### WRITTEN EXERCISE
From the listing that follows, output everything exactly except the pictures.

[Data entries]

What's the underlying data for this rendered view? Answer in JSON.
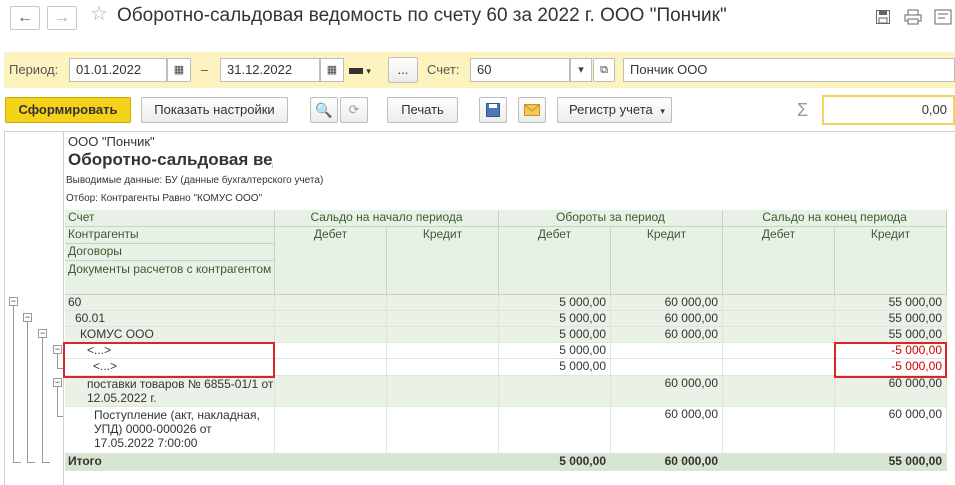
{
  "window": {
    "title": "Оборотно-сальдовая ведомость по счету 60 за 2022 г. ООО \"Пончик\""
  },
  "params": {
    "period_label": "Период:",
    "date_from": "01.01.2022",
    "dash": "–",
    "date_to": "31.12.2022",
    "more_label": "...",
    "account_label": "Счет:",
    "account_value": "60",
    "org_value": "Пончик ООО"
  },
  "toolbar": {
    "generate": "Сформировать",
    "settings": "Показать настройки",
    "print": "Печать",
    "register": "Регистр учета",
    "sum_symbol": "Σ",
    "sum_value": "0,00"
  },
  "report": {
    "org": "ООО \"Пончик\"",
    "title": "Оборотно-сальдовая ведо",
    "output": "Выводимые данные: БУ (данные бухгалтерского учета)",
    "filter": "Отбор: Контрагенты Равно \"КОМУС ООО\"",
    "col_account": "Счет",
    "col_counterparties": "Контрагенты",
    "col_contracts": "Договоры",
    "col_docs": "Документы расчетов с контрагентом",
    "grp_start": "Сальдо на начало периода",
    "grp_turnover": "Обороты за период",
    "grp_end": "Сальдо на конец периода",
    "debit": "Дебет",
    "credit": "Кредит",
    "rows": [
      {
        "name": "60",
        "v3": "5 000,00",
        "v4": "60 000,00",
        "v6": "55 000,00"
      },
      {
        "name": "60.01",
        "v3": "5 000,00",
        "v4": "60 000,00",
        "v6": "55 000,00"
      },
      {
        "name": "КОМУС ООО",
        "v3": "5 000,00",
        "v4": "60 000,00",
        "v6": "55 000,00"
      },
      {
        "name": "<...>",
        "v3": "5 000,00",
        "v4": "",
        "v6": "-5 000,00"
      },
      {
        "name": "<...>",
        "v3": "5 000,00",
        "v4": "",
        "v6": "-5 000,00"
      },
      {
        "name": "поставки товаров № 6855-01/1 от 12.05.2022 г.",
        "v3": "",
        "v4": "60 000,00",
        "v6": "60 000,00"
      },
      {
        "name": "Поступление (акт, накладная, УПД) 0000-000026 от 17.05.2022 7:00:00",
        "v3": "",
        "v4": "60 000,00",
        "v6": "60 000,00"
      }
    ],
    "total": {
      "name": "Итого",
      "v3": "5 000,00",
      "v4": "60 000,00",
      "v6": "55 000,00"
    }
  }
}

### RESPONSE BELOW
What's the underlying data for this rendered view? Answer in JSON.
{
  "window": {
    "title": "Оборотно-сальдовая ведомость по счету 60 за 2022 г. ООО \"Пончик\""
  },
  "params": {
    "period_label": "Период:",
    "date_from": "01.01.2022",
    "dash": "–",
    "date_to": "31.12.2022",
    "more_label": "...",
    "account_label": "Счет:",
    "account_value": "60",
    "org_value": "Пончик ООО"
  },
  "toolbar": {
    "generate": "Сформировать",
    "settings": "Показать настройки",
    "print": "Печать",
    "register": "Регистр учета",
    "sum_symbol": "Σ",
    "sum_value": "0,00"
  },
  "report": {
    "org": "ООО \"Пончик\"",
    "title": "Оборотно-сальдовая ведо",
    "output": "Выводимые данные: БУ (данные бухгалтерского учета)",
    "filter": "Отбор: Контрагенты Равно \"КОМУС ООО\"",
    "col_account": "Счет",
    "col_counterparties": "Контрагенты",
    "col_contracts": "Договоры",
    "col_docs": "Документы расчетов с контрагентом",
    "grp_start": "Сальдо на начало периода",
    "grp_turnover": "Обороты за период",
    "grp_end": "Сальдо на конец периода",
    "debit": "Дебет",
    "credit": "Кредит",
    "rows": [
      {
        "name": "60",
        "v3": "5 000,00",
        "v4": "60 000,00",
        "v6": "55 000,00"
      },
      {
        "name": "60.01",
        "v3": "5 000,00",
        "v4": "60 000,00",
        "v6": "55 000,00"
      },
      {
        "name": "КОМУС ООО",
        "v3": "5 000,00",
        "v4": "60 000,00",
        "v6": "55 000,00"
      },
      {
        "name": "<...>",
        "v3": "5 000,00",
        "v4": "",
        "v6": "-5 000,00"
      },
      {
        "name": "<...>",
        "v3": "5 000,00",
        "v4": "",
        "v6": "-5 000,00"
      },
      {
        "name": "поставки товаров № 6855-01/1 от 12.05.2022 г.",
        "v3": "",
        "v4": "60 000,00",
        "v6": "60 000,00"
      },
      {
        "name": "Поступление (акт, накладная, УПД) 0000-000026 от 17.05.2022 7:00:00",
        "v3": "",
        "v4": "60 000,00",
        "v6": "60 000,00"
      }
    ],
    "total": {
      "name": "Итого",
      "v3": "5 000,00",
      "v4": "60 000,00",
      "v6": "55 000,00"
    }
  }
}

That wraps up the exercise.